[EXERCISE]
Look through the material below, count the lines containing the word "Publishing", and state only the count.

[INFORMATION PROVIDED]
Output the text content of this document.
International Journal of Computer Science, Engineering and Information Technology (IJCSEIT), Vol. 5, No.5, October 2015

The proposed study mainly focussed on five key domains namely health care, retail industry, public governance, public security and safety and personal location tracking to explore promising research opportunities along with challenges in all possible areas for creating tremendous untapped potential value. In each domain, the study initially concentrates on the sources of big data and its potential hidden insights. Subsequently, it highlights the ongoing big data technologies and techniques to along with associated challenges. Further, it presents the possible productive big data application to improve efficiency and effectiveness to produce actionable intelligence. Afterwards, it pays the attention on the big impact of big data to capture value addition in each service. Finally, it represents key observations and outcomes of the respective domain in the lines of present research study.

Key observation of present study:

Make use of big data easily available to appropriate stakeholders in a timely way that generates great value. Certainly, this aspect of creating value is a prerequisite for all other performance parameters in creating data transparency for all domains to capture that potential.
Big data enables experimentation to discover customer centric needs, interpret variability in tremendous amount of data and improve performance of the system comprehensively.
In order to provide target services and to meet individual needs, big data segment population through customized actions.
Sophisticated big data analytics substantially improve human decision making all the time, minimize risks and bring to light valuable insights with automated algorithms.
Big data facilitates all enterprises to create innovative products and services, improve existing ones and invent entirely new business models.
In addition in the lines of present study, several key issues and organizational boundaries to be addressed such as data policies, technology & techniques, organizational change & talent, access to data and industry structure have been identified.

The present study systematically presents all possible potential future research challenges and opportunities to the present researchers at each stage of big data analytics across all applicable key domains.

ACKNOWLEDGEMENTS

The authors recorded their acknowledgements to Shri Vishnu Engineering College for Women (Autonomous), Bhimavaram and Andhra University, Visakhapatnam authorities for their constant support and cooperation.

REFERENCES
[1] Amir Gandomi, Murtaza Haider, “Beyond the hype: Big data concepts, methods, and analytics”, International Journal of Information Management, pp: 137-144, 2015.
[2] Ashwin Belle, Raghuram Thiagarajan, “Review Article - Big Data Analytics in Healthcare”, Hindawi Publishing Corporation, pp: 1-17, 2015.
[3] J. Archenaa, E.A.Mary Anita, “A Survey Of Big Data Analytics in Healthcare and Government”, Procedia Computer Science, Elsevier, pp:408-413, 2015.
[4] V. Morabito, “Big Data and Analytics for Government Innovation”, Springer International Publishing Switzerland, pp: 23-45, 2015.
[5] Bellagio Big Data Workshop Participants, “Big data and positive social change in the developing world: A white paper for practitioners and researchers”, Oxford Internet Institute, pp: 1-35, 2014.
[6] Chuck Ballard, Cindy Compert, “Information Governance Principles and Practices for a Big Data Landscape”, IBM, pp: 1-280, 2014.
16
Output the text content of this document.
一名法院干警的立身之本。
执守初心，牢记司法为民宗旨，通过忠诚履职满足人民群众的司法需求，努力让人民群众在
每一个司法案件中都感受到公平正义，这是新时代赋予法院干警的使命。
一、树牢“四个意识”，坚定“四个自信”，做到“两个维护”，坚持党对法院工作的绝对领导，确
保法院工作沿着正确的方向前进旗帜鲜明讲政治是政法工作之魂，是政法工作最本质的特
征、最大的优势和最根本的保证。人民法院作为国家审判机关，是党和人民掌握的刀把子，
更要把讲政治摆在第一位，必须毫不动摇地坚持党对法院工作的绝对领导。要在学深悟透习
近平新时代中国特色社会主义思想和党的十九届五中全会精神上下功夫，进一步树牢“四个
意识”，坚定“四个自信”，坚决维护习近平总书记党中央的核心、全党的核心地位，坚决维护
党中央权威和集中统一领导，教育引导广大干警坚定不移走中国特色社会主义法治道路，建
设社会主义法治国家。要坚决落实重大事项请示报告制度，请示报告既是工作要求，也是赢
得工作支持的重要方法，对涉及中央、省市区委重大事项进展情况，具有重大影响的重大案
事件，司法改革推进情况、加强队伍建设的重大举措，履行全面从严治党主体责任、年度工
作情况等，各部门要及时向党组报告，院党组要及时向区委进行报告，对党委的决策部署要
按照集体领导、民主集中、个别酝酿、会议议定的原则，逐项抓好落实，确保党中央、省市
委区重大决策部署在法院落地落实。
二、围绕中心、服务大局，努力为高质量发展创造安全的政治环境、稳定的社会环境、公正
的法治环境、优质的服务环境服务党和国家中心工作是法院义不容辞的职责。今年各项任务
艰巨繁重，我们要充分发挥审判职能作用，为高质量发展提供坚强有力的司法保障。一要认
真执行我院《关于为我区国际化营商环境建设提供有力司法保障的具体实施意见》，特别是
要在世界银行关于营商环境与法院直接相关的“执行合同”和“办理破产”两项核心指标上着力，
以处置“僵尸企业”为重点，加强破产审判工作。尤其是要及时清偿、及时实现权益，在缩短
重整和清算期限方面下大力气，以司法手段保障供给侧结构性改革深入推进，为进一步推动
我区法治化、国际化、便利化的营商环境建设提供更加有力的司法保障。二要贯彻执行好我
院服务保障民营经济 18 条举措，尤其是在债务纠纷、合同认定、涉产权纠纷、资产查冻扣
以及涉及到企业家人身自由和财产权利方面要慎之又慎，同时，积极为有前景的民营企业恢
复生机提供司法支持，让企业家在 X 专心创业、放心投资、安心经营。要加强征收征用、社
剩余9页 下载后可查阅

[ANSWER BELOW]
2